• _Problem description_
Where a line holds "ヨルダン", copy it.

Data excerpts
======
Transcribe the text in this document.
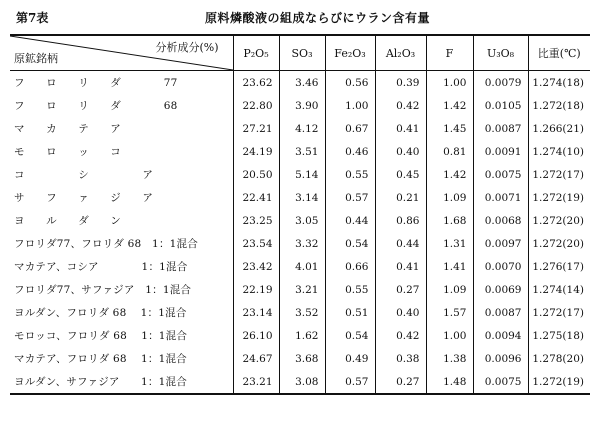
第7表	原料燐酸液の組成ならびにウラン含有量
分析成分(%)
原鉱銘柄	P₂O₅	SO₃	Fe₂O₃	Al₂O₃	F	U₃O₈	比重(℃)

フ　　ロ　　リ　　ダ　　　　77	23.62	3.46	0.56	0.39	1.00	0.0079	1.274(18)
フ　　ロ　　リ　　ダ　　　　68	22.80	3.90	1.00	0.42	1.42	0.0105	1.272(18)
マ　　カ　　テ　　ア	27.21	4.12	0.67	0.41	1.45	0.0087	1.266(21)
モ　　ロ　　ッ　　コ	24.19	3.51	0.46	0.40	0.81	0.0091	1.274(10)
コ　　　　　シ　　　　　ア	20.50	5.14	0.55	0.45	1.42	0.0075	1.272(17)
サ　　フ　　ァ　　ジ　　ア	22.41	3.14	0.57	0.21	1.09	0.0071	1.272(19)
ヨ　　ル　　ダ　　ン	23.25	3.05	0.44	0.86	1.68	0.0068	1.272(20)
フロリダ77、フロリダ 68　1：1混合	23.54	3.32	0.54	0.44	1.31	0.0097	1.272(20)
マカテア、コシア　　　　1：1混合	23.42	4.01	0.66	0.41	1.41	0.0070	1.276(17)
フロリダ77、サファジア　1：1混合	22.19	3.21	0.55	0.27	1.09	0.0069	1.274(14)
ヨルダン、フロリダ 68　 1：1混合	23.14	3.52	0.51	0.40	1.57	0.0087	1.272(17)
モロッコ、フロリダ 68　 1：1混合	26.10	1.62	0.54	0.42	1.00	0.0094	1.275(18)
マカテア、フロリダ 68　 1：1混合	24.67	3.68	0.49	0.38	1.38	0.0096	1.278(20)
ヨルダン、サファジア　　1：1混合	23.21	3.08	0.57	0.27	1.48	0.0075	1.272(19)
======
• _Result for this exercise_
ヨルダン、フロリダ 68　 1：1混合	23.14	3.52	0.51	0.40	1.57	0.0087	1.272(17)
ヨルダン、サファジア　　1：1混合	23.21	3.08	0.57	0.27	1.48	0.0075	1.272(19)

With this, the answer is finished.